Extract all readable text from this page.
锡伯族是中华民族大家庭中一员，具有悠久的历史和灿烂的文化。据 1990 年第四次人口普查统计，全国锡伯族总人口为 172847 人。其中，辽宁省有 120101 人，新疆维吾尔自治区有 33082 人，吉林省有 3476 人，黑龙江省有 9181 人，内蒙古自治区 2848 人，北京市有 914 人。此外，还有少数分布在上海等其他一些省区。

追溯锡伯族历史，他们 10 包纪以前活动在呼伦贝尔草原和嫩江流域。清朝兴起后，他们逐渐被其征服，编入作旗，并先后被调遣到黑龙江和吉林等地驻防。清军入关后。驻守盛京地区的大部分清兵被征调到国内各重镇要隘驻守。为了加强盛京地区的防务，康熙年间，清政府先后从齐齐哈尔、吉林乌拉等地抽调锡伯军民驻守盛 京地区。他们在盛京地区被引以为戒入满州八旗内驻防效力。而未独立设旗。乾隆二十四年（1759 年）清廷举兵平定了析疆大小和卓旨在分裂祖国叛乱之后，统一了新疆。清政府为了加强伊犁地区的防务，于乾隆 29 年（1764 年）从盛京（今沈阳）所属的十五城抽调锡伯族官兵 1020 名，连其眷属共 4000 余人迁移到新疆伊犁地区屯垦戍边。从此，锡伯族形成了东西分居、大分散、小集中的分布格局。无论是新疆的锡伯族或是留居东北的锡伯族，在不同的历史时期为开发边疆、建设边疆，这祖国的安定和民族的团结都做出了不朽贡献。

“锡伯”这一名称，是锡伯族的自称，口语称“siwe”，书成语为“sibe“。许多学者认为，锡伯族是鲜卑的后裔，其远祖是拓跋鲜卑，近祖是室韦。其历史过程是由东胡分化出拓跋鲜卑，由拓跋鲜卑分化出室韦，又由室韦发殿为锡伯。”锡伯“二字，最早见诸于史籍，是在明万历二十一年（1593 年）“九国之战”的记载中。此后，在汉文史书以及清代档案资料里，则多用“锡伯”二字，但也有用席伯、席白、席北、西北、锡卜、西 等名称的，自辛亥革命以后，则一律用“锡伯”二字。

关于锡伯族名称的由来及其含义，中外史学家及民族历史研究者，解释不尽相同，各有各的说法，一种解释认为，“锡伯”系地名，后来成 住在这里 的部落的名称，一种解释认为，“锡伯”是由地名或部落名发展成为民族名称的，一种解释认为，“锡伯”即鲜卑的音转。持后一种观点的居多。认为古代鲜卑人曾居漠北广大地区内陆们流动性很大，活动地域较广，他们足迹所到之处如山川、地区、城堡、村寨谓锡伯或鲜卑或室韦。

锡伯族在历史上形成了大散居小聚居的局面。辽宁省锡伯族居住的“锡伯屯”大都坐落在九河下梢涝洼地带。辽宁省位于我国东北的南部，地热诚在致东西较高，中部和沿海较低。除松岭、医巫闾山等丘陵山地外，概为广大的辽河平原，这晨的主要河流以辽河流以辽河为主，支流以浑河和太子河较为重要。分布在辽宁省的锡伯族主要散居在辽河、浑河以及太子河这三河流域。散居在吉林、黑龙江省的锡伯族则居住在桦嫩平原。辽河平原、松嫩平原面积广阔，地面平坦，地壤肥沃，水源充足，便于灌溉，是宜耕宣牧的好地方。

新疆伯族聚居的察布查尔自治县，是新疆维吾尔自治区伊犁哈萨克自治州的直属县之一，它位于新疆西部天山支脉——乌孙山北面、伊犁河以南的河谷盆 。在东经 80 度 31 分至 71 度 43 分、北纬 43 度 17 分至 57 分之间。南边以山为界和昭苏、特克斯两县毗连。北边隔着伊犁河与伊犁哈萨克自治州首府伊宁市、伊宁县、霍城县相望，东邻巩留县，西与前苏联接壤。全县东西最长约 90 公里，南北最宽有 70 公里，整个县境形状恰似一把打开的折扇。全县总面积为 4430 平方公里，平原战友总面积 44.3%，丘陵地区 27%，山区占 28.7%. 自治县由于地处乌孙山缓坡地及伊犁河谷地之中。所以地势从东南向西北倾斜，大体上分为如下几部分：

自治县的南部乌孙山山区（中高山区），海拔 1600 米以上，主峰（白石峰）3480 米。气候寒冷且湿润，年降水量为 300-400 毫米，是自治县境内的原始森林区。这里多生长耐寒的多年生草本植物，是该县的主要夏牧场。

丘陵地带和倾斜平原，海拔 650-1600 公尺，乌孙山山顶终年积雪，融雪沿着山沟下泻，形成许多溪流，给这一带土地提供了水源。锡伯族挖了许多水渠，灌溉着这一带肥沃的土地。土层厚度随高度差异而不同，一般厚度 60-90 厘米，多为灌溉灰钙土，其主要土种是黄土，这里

####################

## What you have to do
From the listing above, extract all records word for word.

## Solution for this task
Extract all readable text from this page.
锡伯族是中华民族大家庭中一员，具有悠久的历史和灿烂的文化。据 1990 年第四次人口普查统计，全国锡伯族总人口为 172847 人。其中，辽宁省有 120101 人，新疆维吾尔自治区有 33082 人，吉林省有 3476 人，黑龙江省有 9181 人，内蒙古自治区 2848 人，北京市有 914 人。此外，还有少数分布在上海等其他一些省区。

追溯锡伯族历史，他们 10 包纪以前活动在呼伦贝尔草原和嫩江流域。清朝兴起后，他们逐渐被其征服，编入作旗，并先后被调遣到黑龙江和吉林等地驻防。清军入关后。驻守盛京地区的大部分清兵被征调到国内各重镇要隘驻守。为了加强盛京地区的防务，康熙年间，清政府先后从齐齐哈尔、吉林乌拉等地抽调锡伯军民驻守盛 京地区。他们在盛京地区被引以为戒入满州八旗内驻防效力。而未独立设旗。乾隆二十四年（1759 年）清廷举兵平定了析疆大小和卓旨在分裂祖国叛乱之后，统一了新疆。清政府为了加强伊犁地区的防务，于乾隆 29 年（1764 年）从盛京（今沈阳）所属的十五城抽调锡伯族官兵 1020 名，连其眷属共 4000 余人迁移到新疆伊犁地区屯垦戍边。从此，锡伯族形成了东西分居、大分散、小集中的分布格局。无论是新疆的锡伯族或是留居东北的锡伯族，在不同的历史时期为开发边疆、建设边疆，这祖国的安定和民族的团结都做出了不朽贡献。

“锡伯”这一名称，是锡伯族的自称，口语称“siwe”，书成语为“sibe“。许多学者认为，锡伯族是鲜卑的后裔，其远祖是拓跋鲜卑，近祖是室韦。其历史过程是由东胡分化出拓跋鲜卑，由拓跋鲜卑分化出室韦，又由室韦发殿为锡伯。”锡伯“二字，最早见诸于史籍，是在明万历二十一年（1593 年）“九国之战”的记载中。此后，在汉文史书以及清代档案资料里，则多用“锡伯”二字，但也有用席伯、席白、席北、西北、锡卜、西 等名称的，自辛亥革命以后，则一律用“锡伯”二字。

关于锡伯族名称的由来及其含义，中外史学家及民族历史研究者，解释不尽相同，各有各的说法，一种解释认为，“锡伯”系地名，后来成 住在这里 的部落的名称，一种解释认为，“锡伯”是由地名或部落名发展成为民族名称的，一种解释认为，“锡伯”即鲜卑的音转。持后一种观点的居多。认为古代鲜卑人曾居漠北广大地区内陆们流动性很大，活动地域较广，他们足迹所到之处如山川、地区、城堡、村寨谓锡伯或鲜卑或室韦。

锡伯族在历史上形成了大散居小聚居的局面。辽宁省锡伯族居住的“锡伯屯”大都坐落在九河下梢涝洼地带。辽宁省位于我国东北的南部，地热诚在致东西较高，中部和沿海较低。除松岭、医巫闾山等丘陵山地外，概为广大的辽河平原，这晨的主要河流以辽河流以辽河为主，支流以浑河和太子河较为重要。分布在辽宁省的锡伯族主要散居在辽河、浑河以及太子河这三河流域。散居在吉林、黑龙江省的锡伯族则居住在桦嫩平原。辽河平原、松嫩平原面积广阔，地面平坦，地壤肥沃，水源充足，便于灌溉，是宜耕宣牧的好地方。

新疆伯族聚居的察布查尔自治县，是新疆维吾尔自治区伊犁哈萨克自治州的直属县之一，它位于新疆西部天山支脉——乌孙山北面、伊犁河以南的河谷盆 。在东经 80 度 31 分至 71 度 43 分、北纬 43 度 17 分至 57 分之间。南边以山为界和昭苏、特克斯两县毗连。北边隔着伊犁河与伊犁哈萨克自治州首府伊宁市、伊宁县、霍城县相望，东邻巩留县，西与前苏联接壤。全县东西最长约 90 公里，南北最宽有 70 公里，整个县境形状恰似一把打开的折扇。全县总面积为 4430 平方公里，平原战友总面积 44.3%，丘陵地区 27%，山区占 28.7%. 自治县由于地处乌孙山缓坡地及伊犁河谷地之中。所以地势从东南向西北倾斜，大体上分为如下几部分：

自治县的南部乌孙山山区（中高山区），海拔 1600 米以上，主峰（白石峰）3480 米。气候寒冷且湿润，年降水量为 300-400 毫米，是自治县境内的原始森林区。这里多生长耐寒的多年生草本植物，是该县的主要夏牧场。

丘陵地带和倾斜平原，海拔 650-1600 公尺，乌孙山山顶终年积雪，融雪沿着山沟下泻，形成许多溪流，给这一带土地提供了水源。锡伯族挖了许多水渠，灌溉着这一带肥沃的土地。土层厚度随高度差异而不同，一般厚度 60-90 厘米，多为灌溉灰钙土，其主要土种是黄土，这里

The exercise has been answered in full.